> _Figure contents as structured data_
....
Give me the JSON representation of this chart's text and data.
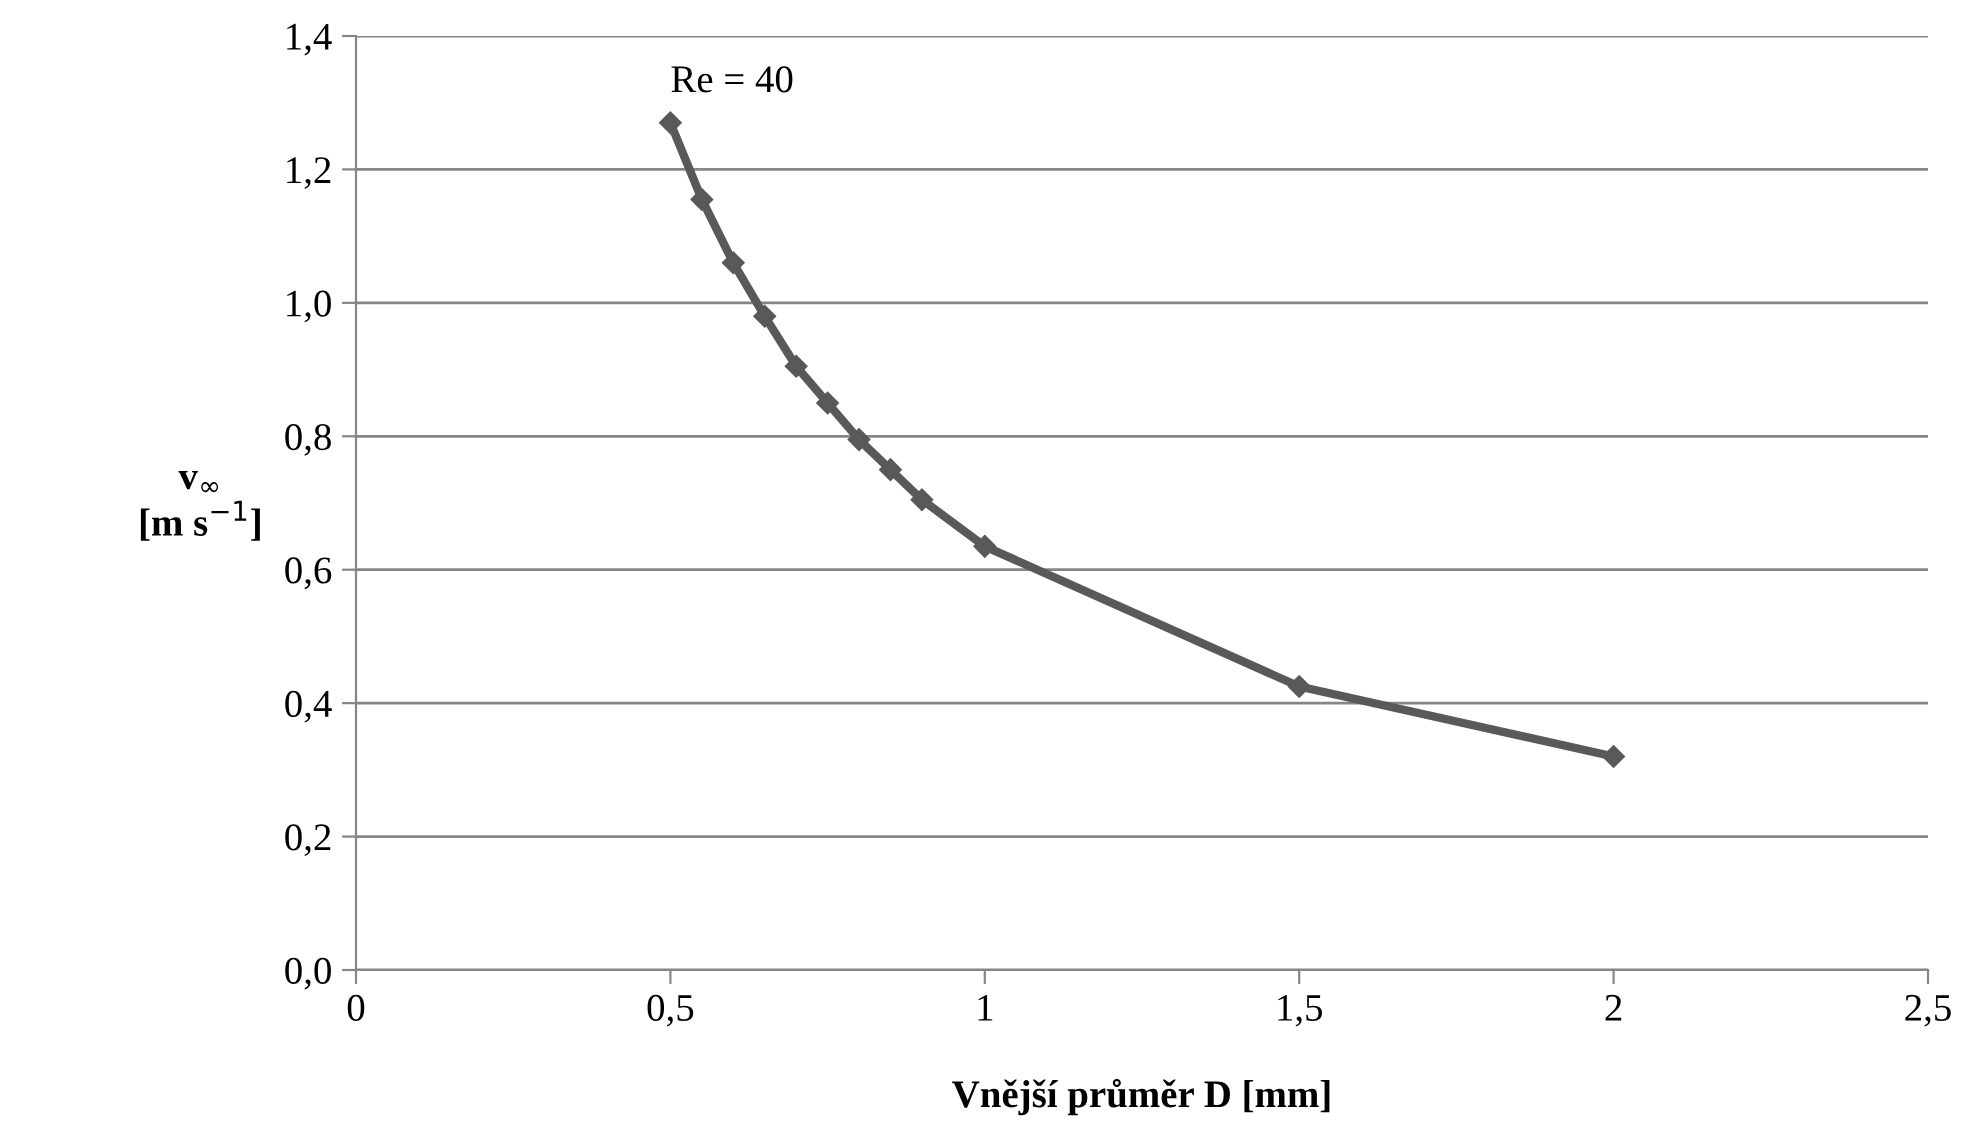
{
  "chart_data": {
    "type": "line",
    "xlabel": "Vnější průměr D [mm]",
    "ylabel": "v$_{∞}$\n[m s$^{−1}$]",
    "annotations": [
      "Re = 40"
    ],
    "series": [
      {
        "color": "#595959",
        "x": [
          0.5,
          0.55,
          0.6,
          0.65,
          0.7,
          0.75,
          0.8,
          0.85,
          0.9,
          1,
          1.5,
          2
        ],
        "values": [
          1.27,
          1.155,
          1.06,
          0.98,
          0.905,
          0.85,
          0.795,
          0.75,
          0.705,
          0.635,
          0.425,
          0.32
        ]
      }
    ],
    "xlim": [
      0,
      2.5
    ],
    "xticks": [
      0,
      {
        "value": 0.5,
        "label": "0,5"
      },
      1,
      {
        "value": 1.5,
        "label": "1,5"
      },
      2,
      {
        "value": 2.5,
        "label": "2,5"
      }
    ],
    "ylim": [
      0,
      1.4
    ],
    "yticks": [
      {
        "value": 0,
        "label": "0,0"
      },
      {
        "value": 0.2,
        "label": "0,2"
      },
      {
        "value": 0.4,
        "label": "0,4"
      },
      {
        "value": 0.6,
        "label": "0,6"
      },
      {
        "value": 0.8,
        "label": "0,8"
      },
      {
        "value": 1.0,
        "label": "1,0"
      },
      {
        "value": 1.2,
        "label": "1,2"
      },
      {
        "value": 1.4,
        "label": "1,4"
      }
    ],
    "grid": "y",
    "marker": "diamond",
    "line_style": "solid",
    "legend": false
  }
}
....
> _Problem_
Transcribe the whole listing exactly. Pictures are excluded.

> _Task answer_
Give me the JSON representation of this chart's text and data.
{
  "chart_data": {
    "type": "line",
    "xlabel": "Vnější průměr D [mm]",
    "ylabel": "v$_{∞}$\n[m s$^{−1}$]",
    "annotations": [
      "Re = 40"
    ],
    "series": [
      {
        "color": "#595959",
        "x": [
          0.5,
          0.55,
          0.6,
          0.65,
          0.7,
          0.75,
          0.8,
          0.85,
          0.9,
          1,
          1.5,
          2
        ],
        "values": [
          1.27,
          1.155,
          1.06,
          0.98,
          0.905,
          0.85,
          0.795,
          0.75,
          0.705,
          0.635,
          0.425,
          0.32
        ]
      }
    ],
    "xlim": [
      0,
      2.5
    ],
    "xticks": [
      0,
      {
        "value": 0.5,
        "label": "0,5"
      },
      1,
      {
        "value": 1.5,
        "label": "1,5"
      },
      2,
      {
        "value": 2.5,
        "label": "2,5"
      }
    ],
    "ylim": [
      0,
      1.4
    ],
    "yticks": [
      {
        "value": 0,
        "label": "0,0"
      },
      {
        "value": 0.2,
        "label": "0,2"
      },
      {
        "value": 0.4,
        "label": "0,4"
      },
      {
        "value": 0.6,
        "label": "0,6"
      },
      {
        "value": 0.8,
        "label": "0,8"
      },
      {
        "value": 1.0,
        "label": "1,0"
      },
      {
        "value": 1.2,
        "label": "1,2"
      },
      {
        "value": 1.4,
        "label": "1,4"
      }
    ],
    "grid": "y",
    "marker": "diamond",
    "line_style": "solid",
    "legend": false
  }
}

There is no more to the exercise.